→ **WORK REQUIRED**: Below is a listing to write out in full, exactly as given, without its pictures.

Figure collection entries

---

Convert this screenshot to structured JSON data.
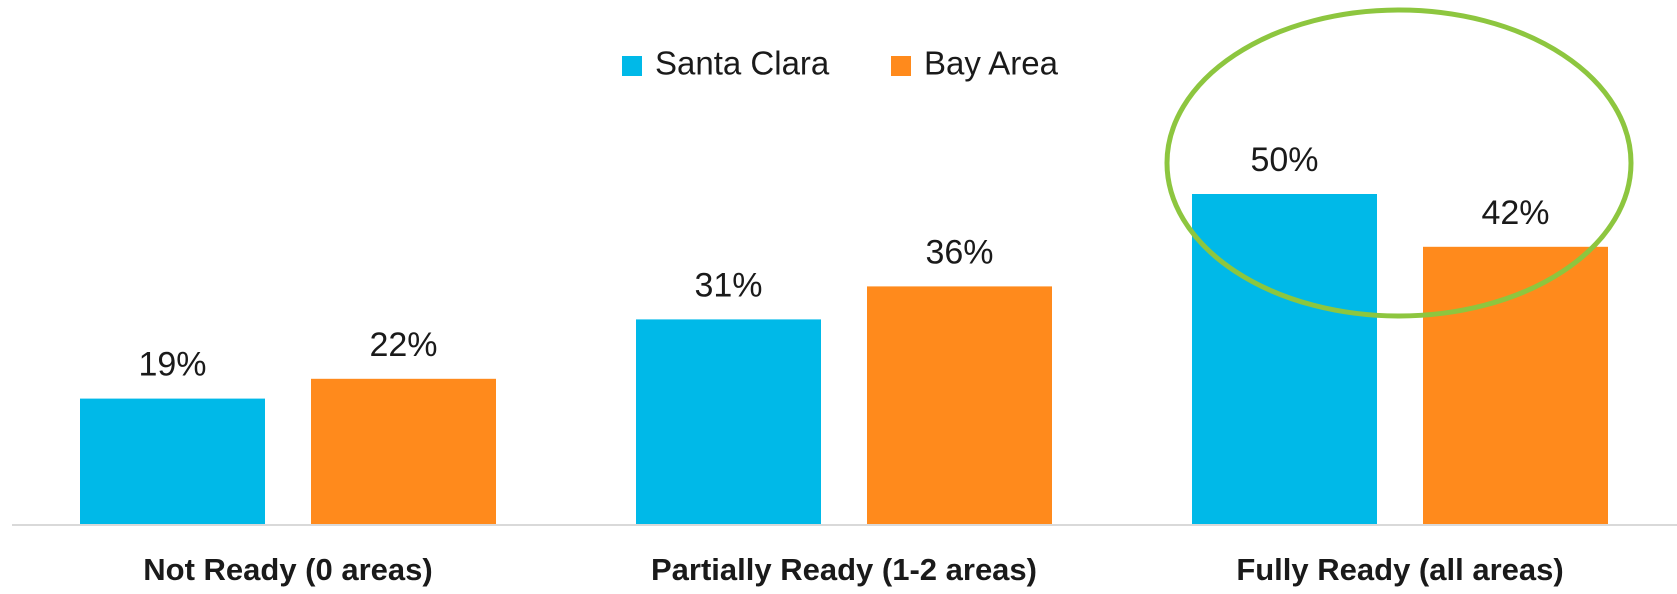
{
  "chart_data": {
    "type": "bar",
    "categories": [
      "Not Ready (0 areas)",
      "Partially Ready (1-2 areas)",
      "Fully Ready (all areas)"
    ],
    "series": [
      {
        "name": "Santa Clara",
        "color": "#00b9e8",
        "values": [
          19,
          31,
          50
        ],
        "value_labels": [
          "19%",
          "31%",
          "50%"
        ]
      },
      {
        "name": "Bay Area",
        "color": "#ff8a1c",
        "values": [
          22,
          36,
          42
        ],
        "value_labels": [
          "22%",
          "36%",
          "42%"
        ]
      }
    ],
    "ylim": [
      0,
      75
    ],
    "grid": false,
    "legend": "top"
  }
}
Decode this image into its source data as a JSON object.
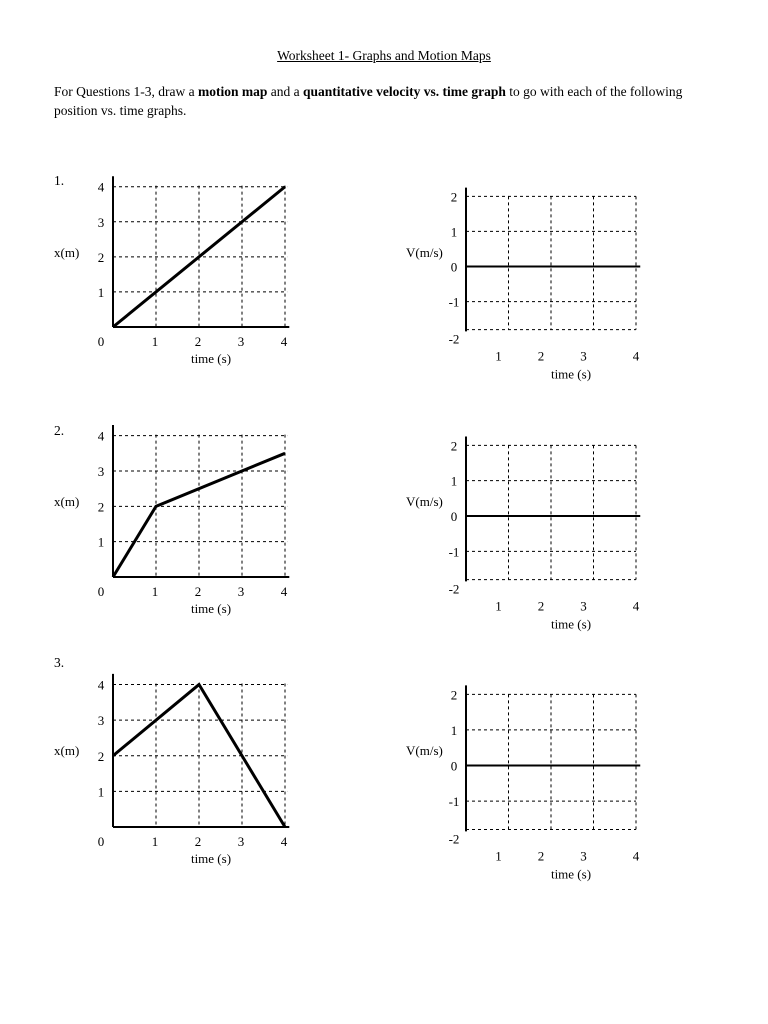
{
  "title": "Worksheet 1- Graphs and Motion Maps",
  "instructions": {
    "part1": "For Questions 1-3, draw a ",
    "bold1": "motion map",
    "part2": " and a ",
    "bold2": "quantitative velocity vs. time graph",
    "part3": " to go with each of the following position vs. time graphs."
  },
  "axis_labels": {
    "position_y": "x(m)",
    "velocity_y": "V(m/s)",
    "time_x": "time (s)"
  },
  "questions": [
    {
      "number": "1.",
      "position_points": [
        [
          0,
          0
        ],
        [
          4,
          4
        ]
      ]
    },
    {
      "number": "2.",
      "position_points": [
        [
          0,
          0
        ],
        [
          1,
          2
        ],
        [
          4,
          3.5
        ]
      ]
    },
    {
      "number": "3.",
      "position_points": [
        [
          0,
          2
        ],
        [
          2,
          4
        ],
        [
          4,
          0
        ]
      ]
    }
  ],
  "chart_data": [
    {
      "type": "line",
      "title": "",
      "xlabel": "time (s)",
      "ylabel": "x(m)",
      "x": [
        0,
        4
      ],
      "y": [
        0,
        4
      ],
      "xlim": [
        0,
        4
      ],
      "ylim": [
        0,
        4
      ],
      "grid": true
    },
    {
      "type": "line",
      "title": "",
      "xlabel": "time (s)",
      "ylabel": "V(m/s)",
      "xlim": [
        0,
        4
      ],
      "ylim": [
        -2,
        2
      ],
      "grid": true,
      "values": []
    },
    {
      "type": "line",
      "title": "",
      "xlabel": "time (s)",
      "ylabel": "x(m)",
      "x": [
        0,
        1,
        4
      ],
      "y": [
        0,
        2,
        3.5
      ],
      "xlim": [
        0,
        4
      ],
      "ylim": [
        0,
        4
      ],
      "grid": true
    },
    {
      "type": "line",
      "title": "",
      "xlabel": "time (s)",
      "ylabel": "V(m/s)",
      "xlim": [
        0,
        4
      ],
      "ylim": [
        -2,
        2
      ],
      "grid": true,
      "values": []
    },
    {
      "type": "line",
      "title": "",
      "xlabel": "time (s)",
      "ylabel": "x(m)",
      "x": [
        0,
        2,
        4
      ],
      "y": [
        2,
        4,
        0
      ],
      "xlim": [
        0,
        4
      ],
      "ylim": [
        0,
        4
      ],
      "grid": true
    },
    {
      "type": "line",
      "title": "",
      "xlabel": "time (s)",
      "ylabel": "V(m/s)",
      "xlim": [
        0,
        4
      ],
      "ylim": [
        -2,
        2
      ],
      "grid": true,
      "values": []
    }
  ]
}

---

→ **EXERCISE RESPONSE**:
Convert this screenshot to structured JSON data.
{
  "chart_data": {
    "type": "bar",
    "categories": [
      "Not Ready (0 areas)",
      "Partially Ready (1-2 areas)",
      "Fully Ready (all areas)"
    ],
    "series": [
      {
        "name": "Santa Clara",
        "color": "#00b9e8",
        "values": [
          19,
          31,
          50
        ],
        "value_labels": [
          "19%",
          "31%",
          "50%"
        ]
      },
      {
        "name": "Bay Area",
        "color": "#ff8a1c",
        "values": [
          22,
          36,
          42
        ],
        "value_labels": [
          "22%",
          "36%",
          "42%"
        ]
      }
    ],
    "ylim": [
      0,
      75
    ],
    "grid": false,
    "legend": "top"
  }
}
Decode this image into its source data as a JSON object.
{
  "title": "Worksheet 1- Graphs and Motion Maps",
  "instructions": {
    "part1": "For Questions 1-3, draw a ",
    "bold1": "motion map",
    "part2": " and a ",
    "bold2": "quantitative velocity vs. time graph",
    "part3": " to go with each of the following position vs. time graphs."
  },
  "axis_labels": {
    "position_y": "x(m)",
    "velocity_y": "V(m/s)",
    "time_x": "time (s)"
  },
  "questions": [
    {
      "number": "1.",
      "position_points": [
        [
          0,
          0
        ],
        [
          4,
          4
        ]
      ]
    },
    {
      "number": "2.",
      "position_points": [
        [
          0,
          0
        ],
        [
          1,
          2
        ],
        [
          4,
          3.5
        ]
      ]
    },
    {
      "number": "3.",
      "position_points": [
        [
          0,
          2
        ],
        [
          2,
          4
        ],
        [
          4,
          0
        ]
      ]
    }
  ],
  "chart_data": [
    {
      "type": "line",
      "title": "",
      "xlabel": "time (s)",
      "ylabel": "x(m)",
      "x": [
        0,
        4
      ],
      "y": [
        0,
        4
      ],
      "xlim": [
        0,
        4
      ],
      "ylim": [
        0,
        4
      ],
      "grid": true
    },
    {
      "type": "line",
      "title": "",
      "xlabel": "time (s)",
      "ylabel": "V(m/s)",
      "xlim": [
        0,
        4
      ],
      "ylim": [
        -2,
        2
      ],
      "grid": true,
      "values": []
    },
    {
      "type": "line",
      "title": "",
      "xlabel": "time (s)",
      "ylabel": "x(m)",
      "x": [
        0,
        1,
        4
      ],
      "y": [
        0,
        2,
        3.5
      ],
      "xlim": [
        0,
        4
      ],
      "ylim": [
        0,
        4
      ],
      "grid": true
    },
    {
      "type": "line",
      "title": "",
      "xlabel": "time (s)",
      "ylabel": "V(m/s)",
      "xlim": [
        0,
        4
      ],
      "ylim": [
        -2,
        2
      ],
      "grid": true,
      "values": []
    },
    {
      "type": "line",
      "title": "",
      "xlabel": "time (s)",
      "ylabel": "x(m)",
      "x": [
        0,
        2,
        4
      ],
      "y": [
        2,
        4,
        0
      ],
      "xlim": [
        0,
        4
      ],
      "ylim": [
        0,
        4
      ],
      "grid": true
    },
    {
      "type": "line",
      "title": "",
      "xlabel": "time (s)",
      "ylabel": "V(m/s)",
      "xlim": [
        0,
        4
      ],
      "ylim": [
        -2,
        2
      ],
      "grid": true,
      "values": []
    }
  ]
}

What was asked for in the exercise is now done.